Short exercise a:
Rewrite the rows from the line containing "project-card-perfume-display (376, 316, 563, 457)" through the line containing "sidebar-item-shoe-rack[interactable]: Shoe Rack", replacing "image-watermark" with "image-overlay" and leaving all else unchanged. Return only those lines.

··· Excerpted passage ···

[Matplotlib-devel] import time doubled by master vs 1.4.3

Nathaniel Smith njs at pobox.com
Tue Sep 8 22:51:37 CEST 2015


"User" and "system" time are both measures of cpu time. Disk access shows
up in the difference between real - (user + sys). (Also disk access time is
never going to be measurable for a smallish read only workload like this
after the first time you run it, because the OS will cache everything in
RAM. If you want to measure disk access time then you need to drop caches
before each test. In the VM case I guess you might need to do this on both
the guest and host.)

Anyway a 300 ms difference in cpu time is pretty blatant, I'd just run it
under a profiler and see what pops up.

··· Given data ···

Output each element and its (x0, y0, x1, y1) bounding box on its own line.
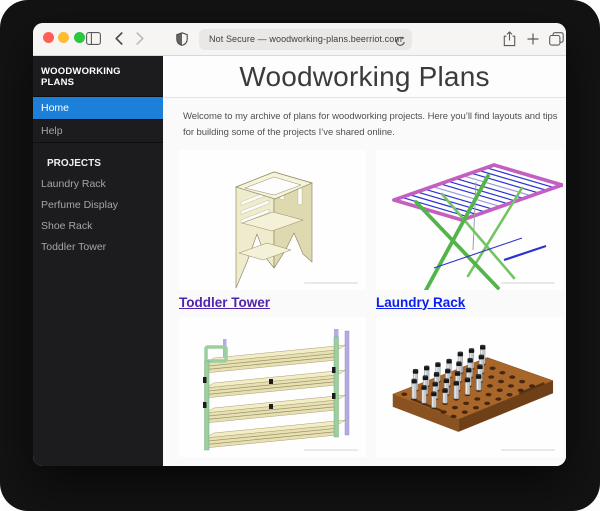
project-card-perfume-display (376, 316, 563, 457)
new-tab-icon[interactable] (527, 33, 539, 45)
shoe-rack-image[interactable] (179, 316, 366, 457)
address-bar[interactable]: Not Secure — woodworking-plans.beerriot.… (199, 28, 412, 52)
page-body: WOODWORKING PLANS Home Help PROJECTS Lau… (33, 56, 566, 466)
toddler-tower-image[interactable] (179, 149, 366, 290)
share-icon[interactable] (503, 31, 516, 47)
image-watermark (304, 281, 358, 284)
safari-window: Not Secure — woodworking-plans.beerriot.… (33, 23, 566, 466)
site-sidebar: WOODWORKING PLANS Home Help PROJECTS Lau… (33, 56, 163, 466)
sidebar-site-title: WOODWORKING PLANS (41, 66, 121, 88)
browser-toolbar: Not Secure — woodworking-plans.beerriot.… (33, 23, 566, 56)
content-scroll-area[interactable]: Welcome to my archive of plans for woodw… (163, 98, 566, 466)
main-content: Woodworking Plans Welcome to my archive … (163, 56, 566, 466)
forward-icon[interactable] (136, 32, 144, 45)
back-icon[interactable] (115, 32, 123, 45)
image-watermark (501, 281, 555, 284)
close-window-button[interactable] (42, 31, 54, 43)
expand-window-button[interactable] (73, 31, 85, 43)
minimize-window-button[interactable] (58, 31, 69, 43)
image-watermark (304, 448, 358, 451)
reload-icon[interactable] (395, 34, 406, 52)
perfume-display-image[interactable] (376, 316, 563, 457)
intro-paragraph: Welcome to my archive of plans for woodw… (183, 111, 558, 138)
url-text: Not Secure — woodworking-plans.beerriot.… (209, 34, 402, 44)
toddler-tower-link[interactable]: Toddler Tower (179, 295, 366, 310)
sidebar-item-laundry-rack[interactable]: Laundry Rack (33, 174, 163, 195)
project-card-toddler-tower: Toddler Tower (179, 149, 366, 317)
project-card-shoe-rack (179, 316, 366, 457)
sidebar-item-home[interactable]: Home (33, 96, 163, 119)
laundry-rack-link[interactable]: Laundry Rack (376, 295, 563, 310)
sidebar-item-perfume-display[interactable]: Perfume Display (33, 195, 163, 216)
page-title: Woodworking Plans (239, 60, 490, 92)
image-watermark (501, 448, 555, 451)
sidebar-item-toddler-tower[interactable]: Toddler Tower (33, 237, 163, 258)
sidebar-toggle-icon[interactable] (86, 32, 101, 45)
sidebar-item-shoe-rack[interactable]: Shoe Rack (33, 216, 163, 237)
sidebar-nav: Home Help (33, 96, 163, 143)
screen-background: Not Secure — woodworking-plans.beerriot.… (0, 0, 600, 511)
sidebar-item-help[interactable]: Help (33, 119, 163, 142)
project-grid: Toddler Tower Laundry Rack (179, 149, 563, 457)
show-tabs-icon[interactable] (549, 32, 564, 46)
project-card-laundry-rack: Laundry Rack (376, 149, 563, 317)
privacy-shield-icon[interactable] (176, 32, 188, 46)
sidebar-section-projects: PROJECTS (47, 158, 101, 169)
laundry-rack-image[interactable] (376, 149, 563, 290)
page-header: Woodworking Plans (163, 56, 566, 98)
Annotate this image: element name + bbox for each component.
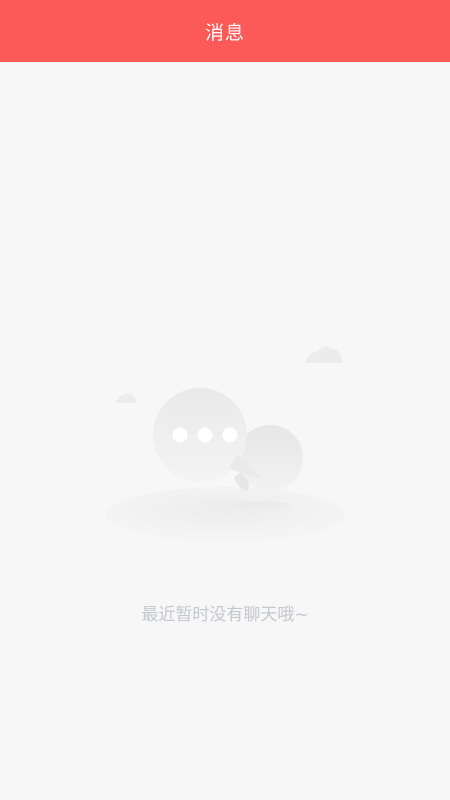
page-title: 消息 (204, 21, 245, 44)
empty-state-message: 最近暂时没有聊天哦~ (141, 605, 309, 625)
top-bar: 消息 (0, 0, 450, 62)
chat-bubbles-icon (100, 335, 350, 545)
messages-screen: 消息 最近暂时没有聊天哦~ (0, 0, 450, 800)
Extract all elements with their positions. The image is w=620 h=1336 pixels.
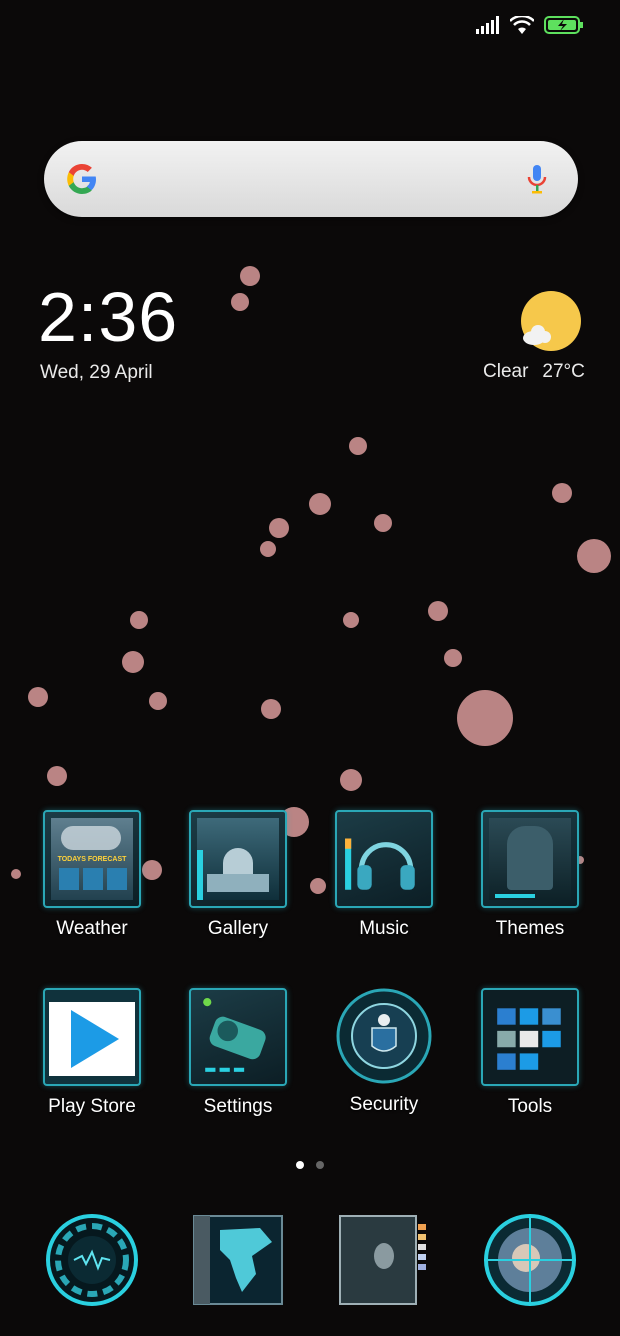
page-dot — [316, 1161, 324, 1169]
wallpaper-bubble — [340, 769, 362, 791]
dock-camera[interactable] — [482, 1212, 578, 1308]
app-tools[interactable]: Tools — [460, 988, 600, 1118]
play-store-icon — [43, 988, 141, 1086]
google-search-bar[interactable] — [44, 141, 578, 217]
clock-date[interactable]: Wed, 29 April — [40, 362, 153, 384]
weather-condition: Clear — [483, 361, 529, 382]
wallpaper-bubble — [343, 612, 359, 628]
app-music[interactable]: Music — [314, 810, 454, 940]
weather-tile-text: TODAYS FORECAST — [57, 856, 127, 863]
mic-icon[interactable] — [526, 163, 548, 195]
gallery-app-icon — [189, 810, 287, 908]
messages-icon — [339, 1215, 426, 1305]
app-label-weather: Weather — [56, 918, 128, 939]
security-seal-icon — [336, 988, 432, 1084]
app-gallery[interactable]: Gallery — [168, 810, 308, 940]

···

Short exercise b:
According to the message about import time, which difference between timing measures reveals disk access?

Correct result a:
project-card-perfume-display (376, 316, 563, 457)
new-tab-icon[interactable] (527, 33, 539, 45)
shoe-rack-image[interactable] (179, 316, 366, 457)
address-bar[interactable]: Not Secure — woodworking-plans.beerriot.… (199, 28, 412, 52)
page-body: WOODWORKING PLANS Home Help PROJECTS Lau… (33, 56, 566, 466)
toddler-tower-image[interactable] (179, 149, 366, 290)
share-icon[interactable] (503, 31, 516, 47)
image-overlay (304, 281, 358, 284)
safari-window: Not Secure — woodworking-plans.beerriot.… (33, 23, 566, 466)
site-sidebar: WOODWORKING PLANS Home Help PROJECTS Lau… (33, 56, 163, 466)
sidebar-site-title: WOODWORKING PLANS (41, 66, 121, 88)
browser-toolbar: Not Secure — woodworking-plans.beerriot.… (33, 23, 566, 56)
content-scroll-area[interactable]: Welcome to my archive of plans for woodw… (163, 98, 566, 466)
main-content: Woodworking Plans Welcome to my archive … (163, 56, 566, 466)
forward-icon[interactable] (136, 32, 144, 45)
back-icon[interactable] (115, 32, 123, 45)
image-overlay (501, 281, 555, 284)
close-window-button[interactable] (42, 31, 54, 43)
expand-window-button[interactable] (73, 31, 85, 43)
minimize-window-button[interactable] (58, 31, 69, 43)
image-overlay (304, 448, 358, 451)
reload-icon[interactable] (395, 34, 406, 52)
perfume-display-image[interactable] (376, 316, 563, 457)
intro-paragraph: Welcome to my archive of plans for woodw… (183, 111, 558, 138)
url-text: Not Secure — woodworking-plans.beerriot.… (209, 34, 402, 44)
toddler-tower-link[interactable]: Toddler Tower (179, 295, 366, 310)
sidebar-item-laundry-rack[interactable]: Laundry Rack (33, 174, 163, 195)
project-card-toddler-tower: Toddler Tower (179, 149, 366, 317)
project-card-shoe-rack (179, 316, 366, 457)
sidebar-item-home[interactable]: Home (33, 96, 163, 119)
laundry-rack-link[interactable]: Laundry Rack (376, 295, 563, 310)
sidebar-item-perfume-display[interactable]: Perfume Display (33, 195, 163, 216)
page-title: Woodworking Plans (239, 60, 490, 92)
image-overlay (501, 448, 555, 451)
sidebar-item-toddler-tower[interactable]: Toddler Tower (33, 237, 163, 258)
sidebar-toggle-icon[interactable] (86, 32, 101, 45)
sidebar-item-shoe-rack[interactable]: Shoe Rack (33, 216, 163, 237)

Correct result b:
Disk access shows up in the difference between real time and the sum of user and system time.